Images do not belong in the copy. Retype all the entries below exactly.

-- begin RECORD SET --

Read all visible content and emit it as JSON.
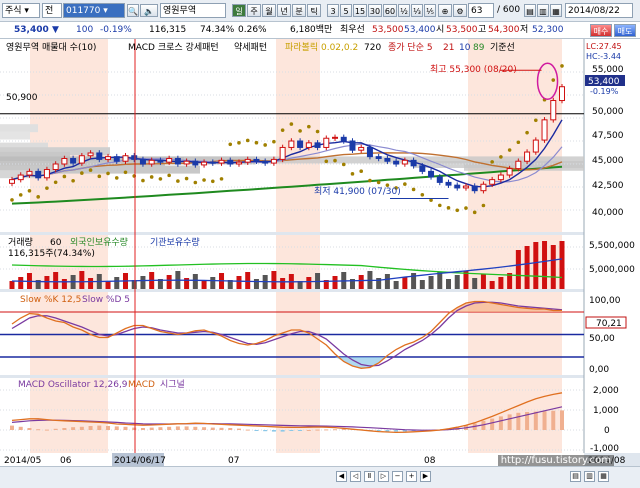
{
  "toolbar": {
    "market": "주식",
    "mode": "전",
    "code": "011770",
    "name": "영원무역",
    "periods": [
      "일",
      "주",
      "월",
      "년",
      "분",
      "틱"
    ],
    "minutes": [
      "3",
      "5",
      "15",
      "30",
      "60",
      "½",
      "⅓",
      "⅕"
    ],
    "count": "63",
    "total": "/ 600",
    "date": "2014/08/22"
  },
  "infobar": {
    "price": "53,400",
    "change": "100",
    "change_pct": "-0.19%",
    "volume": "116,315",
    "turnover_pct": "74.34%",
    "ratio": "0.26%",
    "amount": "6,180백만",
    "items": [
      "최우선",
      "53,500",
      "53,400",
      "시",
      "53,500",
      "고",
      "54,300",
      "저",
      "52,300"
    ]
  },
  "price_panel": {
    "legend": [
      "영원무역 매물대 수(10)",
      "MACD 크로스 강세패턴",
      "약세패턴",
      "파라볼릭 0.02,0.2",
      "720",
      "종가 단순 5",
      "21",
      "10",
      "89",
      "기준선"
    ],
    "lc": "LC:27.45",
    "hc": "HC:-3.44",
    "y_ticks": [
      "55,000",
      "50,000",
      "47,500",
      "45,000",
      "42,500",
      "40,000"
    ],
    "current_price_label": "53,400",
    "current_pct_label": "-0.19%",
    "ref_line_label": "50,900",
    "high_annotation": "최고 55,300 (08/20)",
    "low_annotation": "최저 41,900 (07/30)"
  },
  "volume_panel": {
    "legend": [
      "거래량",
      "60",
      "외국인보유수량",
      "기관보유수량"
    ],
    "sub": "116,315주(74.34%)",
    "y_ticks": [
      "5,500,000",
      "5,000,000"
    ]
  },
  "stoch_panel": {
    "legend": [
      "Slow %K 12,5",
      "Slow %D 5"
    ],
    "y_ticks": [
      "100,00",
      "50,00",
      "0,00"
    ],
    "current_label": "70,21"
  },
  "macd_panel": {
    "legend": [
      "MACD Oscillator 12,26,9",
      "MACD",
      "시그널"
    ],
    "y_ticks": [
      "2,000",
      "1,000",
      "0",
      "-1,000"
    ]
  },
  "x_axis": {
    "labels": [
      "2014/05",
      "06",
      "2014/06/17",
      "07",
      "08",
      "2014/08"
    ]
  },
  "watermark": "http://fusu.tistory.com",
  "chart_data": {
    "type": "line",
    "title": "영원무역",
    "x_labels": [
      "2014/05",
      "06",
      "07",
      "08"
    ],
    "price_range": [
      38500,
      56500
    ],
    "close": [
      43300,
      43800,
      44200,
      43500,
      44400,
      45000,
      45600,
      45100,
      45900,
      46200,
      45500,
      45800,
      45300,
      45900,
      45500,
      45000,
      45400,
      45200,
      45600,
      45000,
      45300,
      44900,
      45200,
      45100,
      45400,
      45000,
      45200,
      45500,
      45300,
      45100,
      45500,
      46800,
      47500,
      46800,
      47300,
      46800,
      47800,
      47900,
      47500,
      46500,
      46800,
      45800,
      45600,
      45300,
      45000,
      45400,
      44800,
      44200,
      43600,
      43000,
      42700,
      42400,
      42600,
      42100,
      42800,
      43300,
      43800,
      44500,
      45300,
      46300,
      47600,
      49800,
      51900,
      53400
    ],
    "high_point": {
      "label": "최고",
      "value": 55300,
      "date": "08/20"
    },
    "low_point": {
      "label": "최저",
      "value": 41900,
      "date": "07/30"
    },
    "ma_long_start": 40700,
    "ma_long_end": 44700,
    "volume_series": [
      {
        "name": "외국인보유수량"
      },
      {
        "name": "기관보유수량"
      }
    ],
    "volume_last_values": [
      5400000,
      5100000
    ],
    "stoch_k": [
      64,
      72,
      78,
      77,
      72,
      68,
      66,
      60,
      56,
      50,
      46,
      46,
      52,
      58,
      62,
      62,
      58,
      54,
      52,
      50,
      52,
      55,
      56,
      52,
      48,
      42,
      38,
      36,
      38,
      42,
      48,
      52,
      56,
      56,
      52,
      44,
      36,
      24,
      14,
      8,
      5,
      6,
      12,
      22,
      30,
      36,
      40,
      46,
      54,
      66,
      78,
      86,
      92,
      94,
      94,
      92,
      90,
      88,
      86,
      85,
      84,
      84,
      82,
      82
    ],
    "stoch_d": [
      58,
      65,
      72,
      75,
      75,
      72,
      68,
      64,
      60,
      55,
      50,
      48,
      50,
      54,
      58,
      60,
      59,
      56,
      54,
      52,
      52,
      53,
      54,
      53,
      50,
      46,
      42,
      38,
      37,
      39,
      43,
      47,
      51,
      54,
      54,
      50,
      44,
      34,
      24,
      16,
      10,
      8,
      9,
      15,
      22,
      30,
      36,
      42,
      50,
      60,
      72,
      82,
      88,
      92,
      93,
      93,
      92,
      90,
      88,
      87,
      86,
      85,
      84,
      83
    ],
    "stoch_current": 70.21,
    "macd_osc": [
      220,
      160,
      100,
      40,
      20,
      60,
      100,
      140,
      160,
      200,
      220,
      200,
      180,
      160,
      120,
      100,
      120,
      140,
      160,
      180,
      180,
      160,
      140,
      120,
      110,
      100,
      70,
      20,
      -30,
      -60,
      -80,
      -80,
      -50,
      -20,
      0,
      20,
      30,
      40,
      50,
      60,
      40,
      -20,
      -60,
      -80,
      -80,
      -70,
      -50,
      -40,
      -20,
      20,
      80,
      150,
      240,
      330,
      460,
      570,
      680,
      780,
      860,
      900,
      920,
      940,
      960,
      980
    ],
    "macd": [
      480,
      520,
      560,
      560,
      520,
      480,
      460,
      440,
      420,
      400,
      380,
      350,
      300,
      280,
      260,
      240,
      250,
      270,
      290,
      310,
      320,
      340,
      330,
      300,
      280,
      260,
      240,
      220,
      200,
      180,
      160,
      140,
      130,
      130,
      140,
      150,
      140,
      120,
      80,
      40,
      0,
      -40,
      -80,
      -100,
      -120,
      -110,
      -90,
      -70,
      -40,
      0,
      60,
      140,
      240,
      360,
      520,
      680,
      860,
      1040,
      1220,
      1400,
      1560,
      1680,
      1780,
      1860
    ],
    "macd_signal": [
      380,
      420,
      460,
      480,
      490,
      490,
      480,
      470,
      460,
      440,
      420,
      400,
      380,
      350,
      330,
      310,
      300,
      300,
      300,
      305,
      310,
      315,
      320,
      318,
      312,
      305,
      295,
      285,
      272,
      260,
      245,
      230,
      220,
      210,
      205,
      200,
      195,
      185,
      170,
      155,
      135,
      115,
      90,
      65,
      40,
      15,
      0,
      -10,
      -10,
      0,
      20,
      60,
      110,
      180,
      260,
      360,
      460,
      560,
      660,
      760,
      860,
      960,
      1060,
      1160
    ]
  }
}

-- end RECORD SET --

* ANSWER TO THE EXERCISE:
Read all visible content and emit it as JSON.
{
  "toolbar": {
    "market": "주식",
    "mode": "전",
    "code": "011770",
    "name": "영원무역",
    "periods": [
      "일",
      "주",
      "월",
      "년",
      "분",
      "틱"
    ],
    "minutes": [
      "3",
      "5",
      "15",
      "30",
      "60",
      "½",
      "⅓",
      "⅕"
    ],
    "count": "63",
    "total": "/ 600",
    "date": "2014/08/22"
  },
  "infobar": {
    "price": "53,400",
    "change": "100",
    "change_pct": "-0.19%",
    "volume": "116,315",
    "turnover_pct": "74.34%",
    "ratio": "0.26%",
    "amount": "6,180백만",
    "items": [
      "최우선",
      "53,500",
      "53,400",
      "시",
      "53,500",
      "고",
      "54,300",
      "저",
      "52,300"
    ]
  },
  "price_panel": {
    "legend": [
      "영원무역 매물대 수(10)",
      "MACD 크로스 강세패턴",
      "약세패턴",
      "파라볼릭 0.02,0.2",
      "720",
      "종가 단순 5",
      "21",
      "10",
      "89",
      "기준선"
    ],
    "lc": "LC:27.45",
    "hc": "HC:-3.44",
    "y_ticks": [
      "55,000",
      "50,000",
      "47,500",
      "45,000",
      "42,500",
      "40,000"
    ],
    "current_price_label": "53,400",
    "current_pct_label": "-0.19%",
    "ref_line_label": "50,900",
    "high_annotation": "최고 55,300 (08/20)",
    "low_annotation": "최저 41,900 (07/30)"
  },
  "volume_panel": {
    "legend": [
      "거래량",
      "60",
      "외국인보유수량",
      "기관보유수량"
    ],
    "sub": "116,315주(74.34%)",
    "y_ticks": [
      "5,500,000",
      "5,000,000"
    ]
  },
  "stoch_panel": {
    "legend": [
      "Slow %K 12,5",
      "Slow %D 5"
    ],
    "y_ticks": [
      "100,00",
      "50,00",
      "0,00"
    ],
    "current_label": "70,21"
  },
  "macd_panel": {
    "legend": [
      "MACD Oscillator 12,26,9",
      "MACD",
      "시그널"
    ],
    "y_ticks": [
      "2,000",
      "1,000",
      "0",
      "-1,000"
    ]
  },
  "x_axis": {
    "labels": [
      "2014/05",
      "06",
      "2014/06/17",
      "07",
      "08",
      "2014/08"
    ]
  },
  "watermark": "http://fusu.tistory.com",
  "chart_data": {
    "type": "line",
    "title": "영원무역",
    "x_labels": [
      "2014/05",
      "06",
      "07",
      "08"
    ],
    "price_range": [
      38500,
      56500
    ],
    "close": [
      43300,
      43800,
      44200,
      43500,
      44400,
      45000,
      45600,
      45100,
      45900,
      46200,
      45500,
      45800,
      45300,
      45900,
      45500,
      45000,
      45400,
      45200,
      45600,
      45000,
      45300,
      44900,
      45200,
      45100,
      45400,
      45000,
      45200,
      45500,
      45300,
      45100,
      45500,
      46800,
      47500,
      46800,
      47300,
      46800,
      47800,
      47900,
      47500,
      46500,
      46800,
      45800,
      45600,
      45300,
      45000,
      45400,
      44800,
      44200,
      43600,
      43000,
      42700,
      42400,
      42600,
      42100,
      42800,
      43300,
      43800,
      44500,
      45300,
      46300,
      47600,
      49800,
      51900,
      53400
    ],
    "high_point": {
      "label": "최고",
      "value": 55300,
      "date": "08/20"
    },
    "low_point": {
      "label": "최저",
      "value": 41900,
      "date": "07/30"
    },
    "ma_long_start": 40700,
    "ma_long_end": 44700,
    "volume_series": [
      {
        "name": "외국인보유수량"
      },
      {
        "name": "기관보유수량"
      }
    ],
    "volume_last_values": [
      5400000,
      5100000
    ],
    "stoch_k": [
      64,
      72,
      78,
      77,
      72,
      68,
      66,
      60,
      56,
      50,
      46,
      46,
      52,
      58,
      62,
      62,
      58,
      54,
      52,
      50,
      52,
      55,
      56,
      52,
      48,
      42,
      38,
      36,
      38,
      42,
      48,
      52,
      56,
      56,
      52,
      44,
      36,
      24,
      14,
      8,
      5,
      6,
      12,
      22,
      30,
      36,
      40,
      46,
      54,
      66,
      78,
      86,
      92,
      94,
      94,
      92,
      90,
      88,
      86,
      85,
      84,
      84,
      82,
      82
    ],
    "stoch_d": [
      58,
      65,
      72,
      75,
      75,
      72,
      68,
      64,
      60,
      55,
      50,
      48,
      50,
      54,
      58,
      60,
      59,
      56,
      54,
      52,
      52,
      53,
      54,
      53,
      50,
      46,
      42,
      38,
      37,
      39,
      43,
      47,
      51,
      54,
      54,
      50,
      44,
      34,
      24,
      16,
      10,
      8,
      9,
      15,
      22,
      30,
      36,
      42,
      50,
      60,
      72,
      82,
      88,
      92,
      93,
      93,
      92,
      90,
      88,
      87,
      86,
      85,
      84,
      83
    ],
    "stoch_current": 70.21,
    "macd_osc": [
      220,
      160,
      100,
      40,
      20,
      60,
      100,
      140,
      160,
      200,
      220,
      200,
      180,
      160,
      120,
      100,
      120,
      140,
      160,
      180,
      180,
      160,
      140,
      120,
      110,
      100,
      70,
      20,
      -30,
      -60,
      -80,
      -80,
      -50,
      -20,
      0,
      20,
      30,
      40,
      50,
      60,
      40,
      -20,
      -60,
      -80,
      -80,
      -70,
      -50,
      -40,
      -20,
      20,
      80,
      150,
      240,
      330,
      460,
      570,
      680,
      780,
      860,
      900,
      920,
      940,
      960,
      980
    ],
    "macd": [
      480,
      520,
      560,
      560,
      520,
      480,
      460,
      440,
      420,
      400,
      380,
      350,
      300,
      280,
      260,
      240,
      250,
      270,
      290,
      310,
      320,
      340,
      330,
      300,
      280,
      260,
      240,
      220,
      200,
      180,
      160,
      140,
      130,
      130,
      140,
      150,
      140,
      120,
      80,
      40,
      0,
      -40,
      -80,
      -100,
      -120,
      -110,
      -90,
      -70,
      -40,
      0,
      60,
      140,
      240,
      360,
      520,
      680,
      860,
      1040,
      1220,
      1400,
      1560,
      1680,
      1780,
      1860
    ],
    "macd_signal": [
      380,
      420,
      460,
      480,
      490,
      490,
      480,
      470,
      460,
      440,
      420,
      400,
      380,
      350,
      330,
      310,
      300,
      300,
      300,
      305,
      310,
      315,
      320,
      318,
      312,
      305,
      295,
      285,
      272,
      260,
      245,
      230,
      220,
      210,
      205,
      200,
      195,
      185,
      170,
      155,
      135,
      115,
      90,
      65,
      40,
      15,
      0,
      -10,
      -10,
      0,
      20,
      60,
      110,
      180,
      260,
      360,
      460,
      560,
      660,
      760,
      860,
      960,
      1060,
      1160
    ]
  }
}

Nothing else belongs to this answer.